[Stored dataset items]

━━━━━━

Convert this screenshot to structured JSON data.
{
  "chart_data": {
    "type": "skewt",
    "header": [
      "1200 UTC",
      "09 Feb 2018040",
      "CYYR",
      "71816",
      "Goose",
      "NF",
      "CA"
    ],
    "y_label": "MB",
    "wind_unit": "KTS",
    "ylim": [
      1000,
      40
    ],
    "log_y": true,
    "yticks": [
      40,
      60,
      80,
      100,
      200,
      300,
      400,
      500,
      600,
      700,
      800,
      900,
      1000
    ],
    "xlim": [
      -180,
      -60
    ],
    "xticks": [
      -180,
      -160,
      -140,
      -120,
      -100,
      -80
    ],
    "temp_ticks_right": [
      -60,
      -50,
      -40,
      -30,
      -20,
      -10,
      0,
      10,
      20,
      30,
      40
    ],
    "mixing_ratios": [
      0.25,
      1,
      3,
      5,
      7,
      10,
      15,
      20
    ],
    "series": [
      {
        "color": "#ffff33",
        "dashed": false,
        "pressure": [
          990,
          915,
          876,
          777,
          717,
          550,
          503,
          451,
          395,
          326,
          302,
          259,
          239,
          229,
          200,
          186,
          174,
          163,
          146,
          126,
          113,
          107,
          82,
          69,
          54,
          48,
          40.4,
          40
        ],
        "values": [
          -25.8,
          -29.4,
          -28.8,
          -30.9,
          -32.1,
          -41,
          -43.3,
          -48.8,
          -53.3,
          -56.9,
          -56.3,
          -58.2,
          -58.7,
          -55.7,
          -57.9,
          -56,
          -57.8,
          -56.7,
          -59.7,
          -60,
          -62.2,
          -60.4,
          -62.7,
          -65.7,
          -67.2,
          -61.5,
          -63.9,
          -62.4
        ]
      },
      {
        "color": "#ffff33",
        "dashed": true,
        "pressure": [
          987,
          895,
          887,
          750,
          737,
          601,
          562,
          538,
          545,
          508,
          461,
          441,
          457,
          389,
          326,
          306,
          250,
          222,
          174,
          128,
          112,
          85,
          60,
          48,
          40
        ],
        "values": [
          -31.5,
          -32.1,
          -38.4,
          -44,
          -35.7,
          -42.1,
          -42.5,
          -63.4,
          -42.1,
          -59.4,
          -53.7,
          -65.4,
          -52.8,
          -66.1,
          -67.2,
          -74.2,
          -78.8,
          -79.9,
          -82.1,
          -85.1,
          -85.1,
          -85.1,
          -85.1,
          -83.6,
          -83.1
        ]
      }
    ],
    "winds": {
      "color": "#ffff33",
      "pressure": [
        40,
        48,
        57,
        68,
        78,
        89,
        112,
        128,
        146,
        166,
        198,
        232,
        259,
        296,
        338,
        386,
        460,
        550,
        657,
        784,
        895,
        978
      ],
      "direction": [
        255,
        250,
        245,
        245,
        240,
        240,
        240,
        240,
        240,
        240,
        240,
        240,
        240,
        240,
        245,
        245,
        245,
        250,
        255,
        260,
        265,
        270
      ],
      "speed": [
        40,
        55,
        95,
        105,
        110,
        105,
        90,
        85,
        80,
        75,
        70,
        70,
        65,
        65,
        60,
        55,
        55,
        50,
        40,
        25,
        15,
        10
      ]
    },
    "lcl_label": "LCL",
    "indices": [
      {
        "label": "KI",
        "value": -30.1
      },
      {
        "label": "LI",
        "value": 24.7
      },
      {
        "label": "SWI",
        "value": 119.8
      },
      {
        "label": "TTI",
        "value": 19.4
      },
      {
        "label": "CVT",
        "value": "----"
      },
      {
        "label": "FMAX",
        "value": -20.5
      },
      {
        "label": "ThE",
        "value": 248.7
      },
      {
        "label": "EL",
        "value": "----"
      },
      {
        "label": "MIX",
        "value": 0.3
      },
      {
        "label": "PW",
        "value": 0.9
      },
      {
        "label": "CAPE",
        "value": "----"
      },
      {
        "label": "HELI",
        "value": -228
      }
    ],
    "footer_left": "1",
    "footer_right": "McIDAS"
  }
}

━━━━━━

* Set task *
Please restate the records in full, word for word.

* Answer to this exercise *
Convert this screenshot to structured JSON data.
{
  "chart_data": {
    "type": "skewt",
    "header": [
      "1200 UTC",
      "09 Feb 2018040",
      "CYYR",
      "71816",
      "Goose",
      "NF",
      "CA"
    ],
    "y_label": "MB",
    "wind_unit": "KTS",
    "ylim": [
      1000,
      40
    ],
    "log_y": true,
    "yticks": [
      40,
      60,
      80,
      100,
      200,
      300,
      400,
      500,
      600,
      700,
      800,
      900,
      1000
    ],
    "xlim": [
      -180,
      -60
    ],
    "xticks": [
      -180,
      -160,
      -140,
      -120,
      -100,
      -80
    ],
    "temp_ticks_right": [
      -60,
      -50,
      -40,
      -30,
      -20,
      -10,
      0,
      10,
      20,
      30,
      40
    ],
    "mixing_ratios": [
      0.25,
      1,
      3,
      5,
      7,
      10,
      15,
      20
    ],
    "series": [
      {
        "color": "#ffff33",
        "dashed": false,
        "pressure": [
          990,
          915,
          876,
          777,
          717,
          550,
          503,
          451,
          395,
          326,
          302,
          259,
          239,
          229,
          200,
          186,
          174,
          163,
          146,
          126,
          113,
          107,
          82,
          69,
          54,
          48,
          40.4,
          40
        ],
        "values": [
          -25.8,
          -29.4,
          -28.8,
          -30.9,
          -32.1,
          -41,
          -43.3,
          -48.8,
          -53.3,
          -56.9,
          -56.3,
          -58.2,
          -58.7,
          -55.7,
          -57.9,
          -56,
          -57.8,
          -56.7,
          -59.7,
          -60,
          -62.2,
          -60.4,
          -62.7,
          -65.7,
          -67.2,
          -61.5,
          -63.9,
          -62.4
        ]
      },
      {
        "color": "#ffff33",
        "dashed": true,
        "pressure": [
          987,
          895,
          887,
          750,
          737,
          601,
          562,
          538,
          545,
          508,
          461,
          441,
          457,
          389,
          326,
          306,
          250,
          222,
          174,
          128,
          112,
          85,
          60,
          48,
          40
        ],
        "values": [
          -31.5,
          -32.1,
          -38.4,
          -44,
          -35.7,
          -42.1,
          -42.5,
          -63.4,
          -42.1,
          -59.4,
          -53.7,
          -65.4,
          -52.8,
          -66.1,
          -67.2,
          -74.2,
          -78.8,
          -79.9,
          -82.1,
          -85.1,
          -85.1,
          -85.1,
          -85.1,
          -83.6,
          -83.1
        ]
      }
    ],
    "winds": {
      "color": "#ffff33",
      "pressure": [
        40,
        48,
        57,
        68,
        78,
        89,
        112,
        128,
        146,
        166,
        198,
        232,
        259,
        296,
        338,
        386,
        460,
        550,
        657,
        784,
        895,
        978
      ],
      "direction": [
        255,
        250,
        245,
        245,
        240,
        240,
        240,
        240,
        240,
        240,
        240,
        240,
        240,
        240,
        245,
        245,
        245,
        250,
        255,
        260,
        265,
        270
      ],
      "speed": [
        40,
        55,
        95,
        105,
        110,
        105,
        90,
        85,
        80,
        75,
        70,
        70,
        65,
        65,
        60,
        55,
        55,
        50,
        40,
        25,
        15,
        10
      ]
    },
    "lcl_label": "LCL",
    "indices": [
      {
        "label": "KI",
        "value": -30.1
      },
      {
        "label": "LI",
        "value": 24.7
      },
      {
        "label": "SWI",
        "value": 119.8
      },
      {
        "label": "TTI",
        "value": 19.4
      },
      {
        "label": "CVT",
        "value": "----"
      },
      {
        "label": "FMAX",
        "value": -20.5
      },
      {
        "label": "ThE",
        "value": 248.7
      },
      {
        "label": "EL",
        "value": "----"
      },
      {
        "label": "MIX",
        "value": 0.3
      },
      {
        "label": "PW",
        "value": 0.9
      },
      {
        "label": "CAPE",
        "value": "----"
      },
      {
        "label": "HELI",
        "value": -228
      }
    ],
    "footer_left": "1",
    "footer_right": "McIDAS"
  }
}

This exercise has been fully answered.